* Exercise prompt *
Print every line of the listing exactly, please.

──────────────────────────────

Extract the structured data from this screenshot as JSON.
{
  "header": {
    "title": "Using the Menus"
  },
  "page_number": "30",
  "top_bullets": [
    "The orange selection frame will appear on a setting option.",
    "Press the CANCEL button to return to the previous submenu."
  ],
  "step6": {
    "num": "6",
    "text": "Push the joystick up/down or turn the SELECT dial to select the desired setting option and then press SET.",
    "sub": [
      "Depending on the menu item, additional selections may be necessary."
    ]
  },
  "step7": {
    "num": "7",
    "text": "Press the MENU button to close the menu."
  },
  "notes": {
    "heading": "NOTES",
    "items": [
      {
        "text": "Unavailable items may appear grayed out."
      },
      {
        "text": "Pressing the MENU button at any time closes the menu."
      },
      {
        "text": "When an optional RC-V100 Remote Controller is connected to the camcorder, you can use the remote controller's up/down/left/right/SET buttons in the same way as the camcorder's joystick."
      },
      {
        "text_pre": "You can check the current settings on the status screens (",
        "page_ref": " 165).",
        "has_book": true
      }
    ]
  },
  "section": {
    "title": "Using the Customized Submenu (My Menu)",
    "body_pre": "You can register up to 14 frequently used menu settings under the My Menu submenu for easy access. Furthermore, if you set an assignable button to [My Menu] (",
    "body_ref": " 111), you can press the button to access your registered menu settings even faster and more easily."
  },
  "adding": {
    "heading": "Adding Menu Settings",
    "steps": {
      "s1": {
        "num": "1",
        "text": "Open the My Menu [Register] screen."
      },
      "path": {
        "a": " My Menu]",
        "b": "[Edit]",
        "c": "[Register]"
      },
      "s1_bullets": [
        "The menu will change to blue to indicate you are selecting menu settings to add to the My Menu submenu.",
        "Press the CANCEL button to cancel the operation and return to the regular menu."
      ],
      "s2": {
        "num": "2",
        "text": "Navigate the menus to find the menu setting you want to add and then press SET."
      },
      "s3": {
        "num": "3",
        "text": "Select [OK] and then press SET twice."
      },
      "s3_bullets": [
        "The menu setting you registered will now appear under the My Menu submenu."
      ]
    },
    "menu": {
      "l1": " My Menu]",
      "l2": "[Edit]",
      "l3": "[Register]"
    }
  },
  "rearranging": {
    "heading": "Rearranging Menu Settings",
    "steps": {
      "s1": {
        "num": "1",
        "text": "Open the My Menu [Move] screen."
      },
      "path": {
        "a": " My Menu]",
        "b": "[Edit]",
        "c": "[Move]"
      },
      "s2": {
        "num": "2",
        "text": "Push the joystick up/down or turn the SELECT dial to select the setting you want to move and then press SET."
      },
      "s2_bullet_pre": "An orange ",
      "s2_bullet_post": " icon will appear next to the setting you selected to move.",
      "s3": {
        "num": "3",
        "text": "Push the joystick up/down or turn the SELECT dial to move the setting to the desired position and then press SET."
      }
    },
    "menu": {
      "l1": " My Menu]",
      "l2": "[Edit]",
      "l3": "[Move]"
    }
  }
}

──────────────────────────────

* Answer to the problem *
Extract the structured data from this screenshot as JSON.
{
  "header": {
    "title": "Using the Menus"
  },
  "page_number": "30",
  "top_bullets": [
    "The orange selection frame will appear on a setting option.",
    "Press the CANCEL button to return to the previous submenu."
  ],
  "step6": {
    "num": "6",
    "text": "Push the joystick up/down or turn the SELECT dial to select the desired setting option and then press SET.",
    "sub": [
      "Depending on the menu item, additional selections may be necessary."
    ]
  },
  "step7": {
    "num": "7",
    "text": "Press the MENU button to close the menu."
  },
  "notes": {
    "heading": "NOTES",
    "items": [
      {
        "text": "Unavailable items may appear grayed out."
      },
      {
        "text": "Pressing the MENU button at any time closes the menu."
      },
      {
        "text": "When an optional RC-V100 Remote Controller is connected to the camcorder, you can use the remote controller's up/down/left/right/SET buttons in the same way as the camcorder's joystick."
      },
      {
        "text_pre": "You can check the current settings on the status screens (",
        "page_ref": " 165).",
        "has_book": true
      }
    ]
  },
  "section": {
    "title": "Using the Customized Submenu (My Menu)",
    "body_pre": "You can register up to 14 frequently used menu settings under the My Menu submenu for easy access. Furthermore, if you set an assignable button to [My Menu] (",
    "body_ref": " 111), you can press the button to access your registered menu settings even faster and more easily."
  },
  "adding": {
    "heading": "Adding Menu Settings",
    "steps": {
      "s1": {
        "num": "1",
        "text": "Open the My Menu [Register] screen."
      },
      "path": {
        "a": " My Menu]",
        "b": "[Edit]",
        "c": "[Register]"
      },
      "s1_bullets": [
        "The menu will change to blue to indicate you are selecting menu settings to add to the My Menu submenu.",
        "Press the CANCEL button to cancel the operation and return to the regular menu."
      ],
      "s2": {
        "num": "2",
        "text": "Navigate the menus to find the menu setting you want to add and then press SET."
      },
      "s3": {
        "num": "3",
        "text": "Select [OK] and then press SET twice."
      },
      "s3_bullets": [
        "The menu setting you registered will now appear under the My Menu submenu."
      ]
    },
    "menu": {
      "l1": " My Menu]",
      "l2": "[Edit]",
      "l3": "[Register]"
    }
  },
  "rearranging": {
    "heading": "Rearranging Menu Settings",
    "steps": {
      "s1": {
        "num": "1",
        "text": "Open the My Menu [Move] screen."
      },
      "path": {
        "a": " My Menu]",
        "b": "[Edit]",
        "c": "[Move]"
      },
      "s2": {
        "num": "2",
        "text": "Push the joystick up/down or turn the SELECT dial to select the setting you want to move and then press SET."
      },
      "s2_bullet_pre": "An orange ",
      "s2_bullet_post": " icon will appear next to the setting you selected to move.",
      "s3": {
        "num": "3",
        "text": "Push the joystick up/down or turn the SELECT dial to move the setting to the desired position and then press SET."
      }
    },
    "menu": {
      "l1": " My Menu]",
      "l2": "[Edit]",
      "l3": "[Move]"
    }
  }
}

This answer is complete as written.